### THE EXERCISE
In the entries below, count every line with the string "Temperature". State the count and nothing else.

-- Begin LISTING --

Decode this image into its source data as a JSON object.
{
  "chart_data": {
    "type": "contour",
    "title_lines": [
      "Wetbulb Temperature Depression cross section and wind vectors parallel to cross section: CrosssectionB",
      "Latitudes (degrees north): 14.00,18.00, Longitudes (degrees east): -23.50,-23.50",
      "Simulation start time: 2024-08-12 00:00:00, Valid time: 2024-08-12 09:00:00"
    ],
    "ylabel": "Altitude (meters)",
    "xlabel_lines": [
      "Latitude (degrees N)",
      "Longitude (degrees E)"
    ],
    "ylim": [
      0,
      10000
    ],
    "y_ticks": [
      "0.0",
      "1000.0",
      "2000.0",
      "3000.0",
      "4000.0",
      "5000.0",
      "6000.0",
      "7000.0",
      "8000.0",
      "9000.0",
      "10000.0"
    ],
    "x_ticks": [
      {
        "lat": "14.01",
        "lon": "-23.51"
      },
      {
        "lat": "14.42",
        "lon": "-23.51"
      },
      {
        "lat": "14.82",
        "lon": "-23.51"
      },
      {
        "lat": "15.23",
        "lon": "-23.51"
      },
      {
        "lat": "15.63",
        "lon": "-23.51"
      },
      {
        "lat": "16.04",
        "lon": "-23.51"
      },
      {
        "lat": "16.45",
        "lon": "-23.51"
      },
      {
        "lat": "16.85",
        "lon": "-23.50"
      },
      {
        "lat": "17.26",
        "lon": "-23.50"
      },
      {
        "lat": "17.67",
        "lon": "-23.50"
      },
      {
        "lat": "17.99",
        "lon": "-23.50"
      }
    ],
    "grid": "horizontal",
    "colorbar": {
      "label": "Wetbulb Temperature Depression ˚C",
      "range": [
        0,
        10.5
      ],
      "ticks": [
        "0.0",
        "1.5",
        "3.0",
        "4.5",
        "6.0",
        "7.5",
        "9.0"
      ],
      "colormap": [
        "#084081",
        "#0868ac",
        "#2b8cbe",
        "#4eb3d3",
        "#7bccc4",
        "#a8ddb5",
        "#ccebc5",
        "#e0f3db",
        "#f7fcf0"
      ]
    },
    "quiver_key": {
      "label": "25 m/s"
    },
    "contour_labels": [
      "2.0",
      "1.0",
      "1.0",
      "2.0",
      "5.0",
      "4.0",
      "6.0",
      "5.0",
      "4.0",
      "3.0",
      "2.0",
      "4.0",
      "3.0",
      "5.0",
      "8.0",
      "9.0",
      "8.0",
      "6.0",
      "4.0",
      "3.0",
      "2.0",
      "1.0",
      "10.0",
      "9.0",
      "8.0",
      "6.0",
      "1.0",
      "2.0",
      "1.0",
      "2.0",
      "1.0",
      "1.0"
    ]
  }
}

-- End LISTING --

### RESPONSE TO THIS EXERCISE
2